- Stated goal: Find how many lines in the material contain "this"; your answer should be that number alone.

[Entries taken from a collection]
------

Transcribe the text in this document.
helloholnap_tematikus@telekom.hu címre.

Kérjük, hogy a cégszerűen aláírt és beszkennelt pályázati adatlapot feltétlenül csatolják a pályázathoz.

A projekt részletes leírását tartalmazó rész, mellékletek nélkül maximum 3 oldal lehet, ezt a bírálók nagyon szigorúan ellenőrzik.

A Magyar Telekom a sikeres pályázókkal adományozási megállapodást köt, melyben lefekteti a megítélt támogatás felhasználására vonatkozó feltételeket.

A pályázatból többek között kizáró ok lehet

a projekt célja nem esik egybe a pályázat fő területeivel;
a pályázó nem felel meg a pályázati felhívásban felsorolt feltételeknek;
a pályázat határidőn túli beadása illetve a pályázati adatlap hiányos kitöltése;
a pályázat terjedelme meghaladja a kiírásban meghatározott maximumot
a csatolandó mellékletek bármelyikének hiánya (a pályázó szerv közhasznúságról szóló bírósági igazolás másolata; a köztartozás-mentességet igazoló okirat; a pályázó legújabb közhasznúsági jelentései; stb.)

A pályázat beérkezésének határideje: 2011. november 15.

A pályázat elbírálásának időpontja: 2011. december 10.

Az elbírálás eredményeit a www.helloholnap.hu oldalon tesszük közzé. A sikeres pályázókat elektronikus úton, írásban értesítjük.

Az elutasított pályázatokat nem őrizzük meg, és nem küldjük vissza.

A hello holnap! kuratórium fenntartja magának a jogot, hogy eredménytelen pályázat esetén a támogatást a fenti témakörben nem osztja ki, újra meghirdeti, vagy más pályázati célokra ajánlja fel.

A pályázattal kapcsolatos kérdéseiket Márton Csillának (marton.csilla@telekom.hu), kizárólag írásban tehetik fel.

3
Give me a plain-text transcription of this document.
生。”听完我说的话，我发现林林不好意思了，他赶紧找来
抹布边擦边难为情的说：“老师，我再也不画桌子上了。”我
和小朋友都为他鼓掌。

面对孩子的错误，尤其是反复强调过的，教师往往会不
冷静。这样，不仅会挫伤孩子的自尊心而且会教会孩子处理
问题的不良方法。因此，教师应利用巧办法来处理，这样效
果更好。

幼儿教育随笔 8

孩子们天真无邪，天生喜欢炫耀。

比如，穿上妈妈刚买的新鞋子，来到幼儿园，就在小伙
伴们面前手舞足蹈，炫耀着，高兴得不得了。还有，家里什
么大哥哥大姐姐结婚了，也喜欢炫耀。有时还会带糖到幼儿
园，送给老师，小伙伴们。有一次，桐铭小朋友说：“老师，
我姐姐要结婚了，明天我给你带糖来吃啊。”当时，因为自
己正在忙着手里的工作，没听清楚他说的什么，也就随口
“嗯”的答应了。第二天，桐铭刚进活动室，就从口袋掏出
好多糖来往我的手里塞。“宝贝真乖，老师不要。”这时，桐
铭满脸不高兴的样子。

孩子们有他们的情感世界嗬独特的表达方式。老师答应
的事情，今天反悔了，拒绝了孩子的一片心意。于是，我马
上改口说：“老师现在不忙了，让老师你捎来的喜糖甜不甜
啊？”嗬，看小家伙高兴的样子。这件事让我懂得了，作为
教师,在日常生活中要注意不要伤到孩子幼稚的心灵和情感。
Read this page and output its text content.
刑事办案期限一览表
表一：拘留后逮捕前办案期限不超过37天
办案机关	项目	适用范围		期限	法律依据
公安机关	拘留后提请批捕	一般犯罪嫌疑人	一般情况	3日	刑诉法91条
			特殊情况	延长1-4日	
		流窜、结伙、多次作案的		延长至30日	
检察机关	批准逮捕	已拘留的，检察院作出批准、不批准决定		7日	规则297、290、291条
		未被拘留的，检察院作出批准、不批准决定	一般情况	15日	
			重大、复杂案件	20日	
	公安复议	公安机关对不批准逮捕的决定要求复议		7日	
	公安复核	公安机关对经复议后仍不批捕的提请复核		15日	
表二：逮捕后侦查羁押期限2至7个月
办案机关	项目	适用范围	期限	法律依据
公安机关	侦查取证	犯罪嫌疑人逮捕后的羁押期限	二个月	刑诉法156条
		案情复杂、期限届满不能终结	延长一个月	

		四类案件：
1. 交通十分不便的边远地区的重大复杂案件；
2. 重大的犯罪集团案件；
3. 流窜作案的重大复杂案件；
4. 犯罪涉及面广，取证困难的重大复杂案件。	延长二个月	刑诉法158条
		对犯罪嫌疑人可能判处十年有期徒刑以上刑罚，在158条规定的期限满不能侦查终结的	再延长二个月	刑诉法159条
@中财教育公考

------

- Expected answer: 3